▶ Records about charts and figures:

Start

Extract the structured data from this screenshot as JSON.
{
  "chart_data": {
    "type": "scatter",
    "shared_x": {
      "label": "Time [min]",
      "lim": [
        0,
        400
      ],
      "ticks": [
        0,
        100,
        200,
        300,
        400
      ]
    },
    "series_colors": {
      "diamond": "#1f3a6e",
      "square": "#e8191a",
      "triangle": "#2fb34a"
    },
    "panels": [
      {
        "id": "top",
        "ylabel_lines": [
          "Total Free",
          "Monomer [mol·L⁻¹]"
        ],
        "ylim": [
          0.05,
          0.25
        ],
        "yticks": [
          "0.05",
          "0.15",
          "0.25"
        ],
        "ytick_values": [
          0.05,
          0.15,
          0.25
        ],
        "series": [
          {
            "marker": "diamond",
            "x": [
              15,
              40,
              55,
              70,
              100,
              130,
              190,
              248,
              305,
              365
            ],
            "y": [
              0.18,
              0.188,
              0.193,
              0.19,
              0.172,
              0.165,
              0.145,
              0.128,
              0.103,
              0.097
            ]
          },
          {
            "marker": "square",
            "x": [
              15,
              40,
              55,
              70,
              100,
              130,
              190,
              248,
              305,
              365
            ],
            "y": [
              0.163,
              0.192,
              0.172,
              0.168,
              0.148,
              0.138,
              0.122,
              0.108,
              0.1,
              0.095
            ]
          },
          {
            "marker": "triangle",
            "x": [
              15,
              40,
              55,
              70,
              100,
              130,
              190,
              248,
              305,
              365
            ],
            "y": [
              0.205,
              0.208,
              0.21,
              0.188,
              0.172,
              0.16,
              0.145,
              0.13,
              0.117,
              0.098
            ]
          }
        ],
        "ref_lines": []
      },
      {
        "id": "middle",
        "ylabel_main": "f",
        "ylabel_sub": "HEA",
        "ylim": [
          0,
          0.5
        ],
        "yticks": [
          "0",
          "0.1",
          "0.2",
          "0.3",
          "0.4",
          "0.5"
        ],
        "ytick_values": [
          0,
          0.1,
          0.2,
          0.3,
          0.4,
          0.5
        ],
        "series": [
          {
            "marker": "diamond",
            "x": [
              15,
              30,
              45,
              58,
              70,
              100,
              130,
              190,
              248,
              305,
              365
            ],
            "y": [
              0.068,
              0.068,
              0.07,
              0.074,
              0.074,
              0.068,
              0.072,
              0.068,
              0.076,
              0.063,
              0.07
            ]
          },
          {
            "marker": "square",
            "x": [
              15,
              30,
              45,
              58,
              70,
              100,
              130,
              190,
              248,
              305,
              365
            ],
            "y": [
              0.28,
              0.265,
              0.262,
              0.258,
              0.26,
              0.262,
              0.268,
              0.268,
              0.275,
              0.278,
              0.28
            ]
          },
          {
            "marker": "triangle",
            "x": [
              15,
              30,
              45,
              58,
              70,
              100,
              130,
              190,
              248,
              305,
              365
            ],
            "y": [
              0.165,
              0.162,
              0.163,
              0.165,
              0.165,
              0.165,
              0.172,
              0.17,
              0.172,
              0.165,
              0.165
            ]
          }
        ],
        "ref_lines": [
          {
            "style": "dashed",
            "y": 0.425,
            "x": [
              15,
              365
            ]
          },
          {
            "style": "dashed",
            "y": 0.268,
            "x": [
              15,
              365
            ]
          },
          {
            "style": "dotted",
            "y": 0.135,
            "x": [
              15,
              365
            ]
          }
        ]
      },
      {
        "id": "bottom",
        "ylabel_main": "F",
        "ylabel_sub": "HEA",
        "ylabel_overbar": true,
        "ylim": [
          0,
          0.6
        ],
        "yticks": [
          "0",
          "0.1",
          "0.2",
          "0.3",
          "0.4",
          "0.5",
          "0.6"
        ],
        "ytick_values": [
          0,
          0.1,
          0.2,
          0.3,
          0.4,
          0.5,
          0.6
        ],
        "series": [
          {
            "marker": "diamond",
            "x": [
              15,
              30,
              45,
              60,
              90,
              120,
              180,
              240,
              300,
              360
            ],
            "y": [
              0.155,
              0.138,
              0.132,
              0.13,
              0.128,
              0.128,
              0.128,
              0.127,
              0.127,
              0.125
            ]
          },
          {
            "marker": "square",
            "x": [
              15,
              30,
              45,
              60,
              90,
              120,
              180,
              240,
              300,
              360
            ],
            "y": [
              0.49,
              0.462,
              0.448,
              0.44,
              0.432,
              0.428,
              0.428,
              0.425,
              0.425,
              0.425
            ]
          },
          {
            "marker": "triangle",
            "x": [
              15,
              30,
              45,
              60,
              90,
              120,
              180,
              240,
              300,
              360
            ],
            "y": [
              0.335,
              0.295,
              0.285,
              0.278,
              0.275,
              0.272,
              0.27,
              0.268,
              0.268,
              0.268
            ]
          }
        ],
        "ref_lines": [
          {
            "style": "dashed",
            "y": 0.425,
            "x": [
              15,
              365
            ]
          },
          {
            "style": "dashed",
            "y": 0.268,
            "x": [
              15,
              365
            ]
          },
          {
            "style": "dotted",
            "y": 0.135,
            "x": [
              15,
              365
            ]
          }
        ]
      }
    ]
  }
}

End

▶ WHAT YOU NEED TO DO: Reproduce all the records precisely.

▶ WRITTEN REPLY:
Extract the structured data from this screenshot as JSON.
{
  "chart_data": {
    "type": "scatter",
    "shared_x": {
      "label": "Time [min]",
      "lim": [
        0,
        400
      ],
      "ticks": [
        0,
        100,
        200,
        300,
        400
      ]
    },
    "series_colors": {
      "diamond": "#1f3a6e",
      "square": "#e8191a",
      "triangle": "#2fb34a"
    },
    "panels": [
      {
        "id": "top",
        "ylabel_lines": [
          "Total Free",
          "Monomer [mol·L⁻¹]"
        ],
        "ylim": [
          0.05,
          0.25
        ],
        "yticks": [
          "0.05",
          "0.15",
          "0.25"
        ],
        "ytick_values": [
          0.05,
          0.15,
          0.25
        ],
        "series": [
          {
            "marker": "diamond",
            "x": [
              15,
              40,
              55,
              70,
              100,
              130,
              190,
              248,
              305,
              365
            ],
            "y": [
              0.18,
              0.188,
              0.193,
              0.19,
              0.172,
              0.165,
              0.145,
              0.128,
              0.103,
              0.097
            ]
          },
          {
            "marker": "square",
            "x": [
              15,
              40,
              55,
              70,
              100,
              130,
              190,
              248,
              305,
              365
            ],
            "y": [
              0.163,
              0.192,
              0.172,
              0.168,
              0.148,
              0.138,
              0.122,
              0.108,
              0.1,
              0.095
            ]
          },
          {
            "marker": "triangle",
            "x": [
              15,
              40,
              55,
              70,
              100,
              130,
              190,
              248,
              305,
              365
            ],
            "y": [
              0.205,
              0.208,
              0.21,
              0.188,
              0.172,
              0.16,
              0.145,
              0.13,
              0.117,
              0.098
            ]
          }
        ],
        "ref_lines": []
      },
      {
        "id": "middle",
        "ylabel_main": "f",
        "ylabel_sub": "HEA",
        "ylim": [
          0,
          0.5
        ],
        "yticks": [
          "0",
          "0.1",
          "0.2",
          "0.3",
          "0.4",
          "0.5"
        ],
        "ytick_values": [
          0,
          0.1,
          0.2,
          0.3,
          0.4,
          0.5
        ],
        "series": [
          {
            "marker": "diamond",
            "x": [
              15,
              30,
              45,
              58,
              70,
              100,
              130,
              190,
              248,
              305,
              365
            ],
            "y": [
              0.068,
              0.068,
              0.07,
              0.074,
              0.074,
              0.068,
              0.072,
              0.068,
              0.076,
              0.063,
              0.07
            ]
          },
          {
            "marker": "square",
            "x": [
              15,
              30,
              45,
              58,
              70,
              100,
              130,
              190,
              248,
              305,
              365
            ],
            "y": [
              0.28,
              0.265,
              0.262,
              0.258,
              0.26,
              0.262,
              0.268,
              0.268,
              0.275,
              0.278,
              0.28
            ]
          },
          {
            "marker": "triangle",
            "x": [
              15,
              30,
              45,
              58,
              70,
              100,
              130,
              190,
              248,
              305,
              365
            ],
            "y": [
              0.165,
              0.162,
              0.163,
              0.165,
              0.165,
              0.165,
              0.172,
              0.17,
              0.172,
              0.165,
              0.165
            ]
          }
        ],
        "ref_lines": [
          {
            "style": "dashed",
            "y": 0.425,
            "x": [
              15,
              365
            ]
          },
          {
            "style": "dashed",
            "y": 0.268,
            "x": [
              15,
              365
            ]
          },
          {
            "style": "dotted",
            "y": 0.135,
            "x": [
              15,
              365
            ]
          }
        ]
      },
      {
        "id": "bottom",
        "ylabel_main": "F",
        "ylabel_sub": "HEA",
        "ylabel_overbar": true,
        "ylim": [
          0,
          0.6
        ],
        "yticks": [
          "0",
          "0.1",
          "0.2",
          "0.3",
          "0.4",
          "0.5",
          "0.6"
        ],
        "ytick_values": [
          0,
          0.1,
          0.2,
          0.3,
          0.4,
          0.5,
          0.6
        ],
        "series": [
          {
            "marker": "diamond",
            "x": [
              15,
              30,
              45,
              60,
              90,
              120,
              180,
              240,
              300,
              360
            ],
            "y": [
              0.155,
              0.138,
              0.132,
              0.13,
              0.128,
              0.128,
              0.128,
              0.127,
              0.127,
              0.125
            ]
          },
          {
            "marker": "square",
            "x": [
              15,
              30,
              45,
              60,
              90,
              120,
              180,
              240,
              300,
              360
            ],
            "y": [
              0.49,
              0.462,
              0.448,
              0.44,
              0.432,
              0.428,
              0.428,
              0.425,
              0.425,
              0.425
            ]
          },
          {
            "marker": "triangle",
            "x": [
              15,
              30,
              45,
              60,
              90,
              120,
              180,
              240,
              300,
              360
            ],
            "y": [
              0.335,
              0.295,
              0.285,
              0.278,
              0.275,
              0.272,
              0.27,
              0.268,
              0.268,
              0.268
            ]
          }
        ],
        "ref_lines": [
          {
            "style": "dashed",
            "y": 0.425,
            "x": [
              15,
              365
            ]
          },
          {
            "style": "dashed",
            "y": 0.268,
            "x": [
              15,
              365
            ]
          },
          {
            "style": "dotted",
            "y": 0.135,
            "x": [
              15,
              365
            ]
          }
        ]
      }
    ]
  }
}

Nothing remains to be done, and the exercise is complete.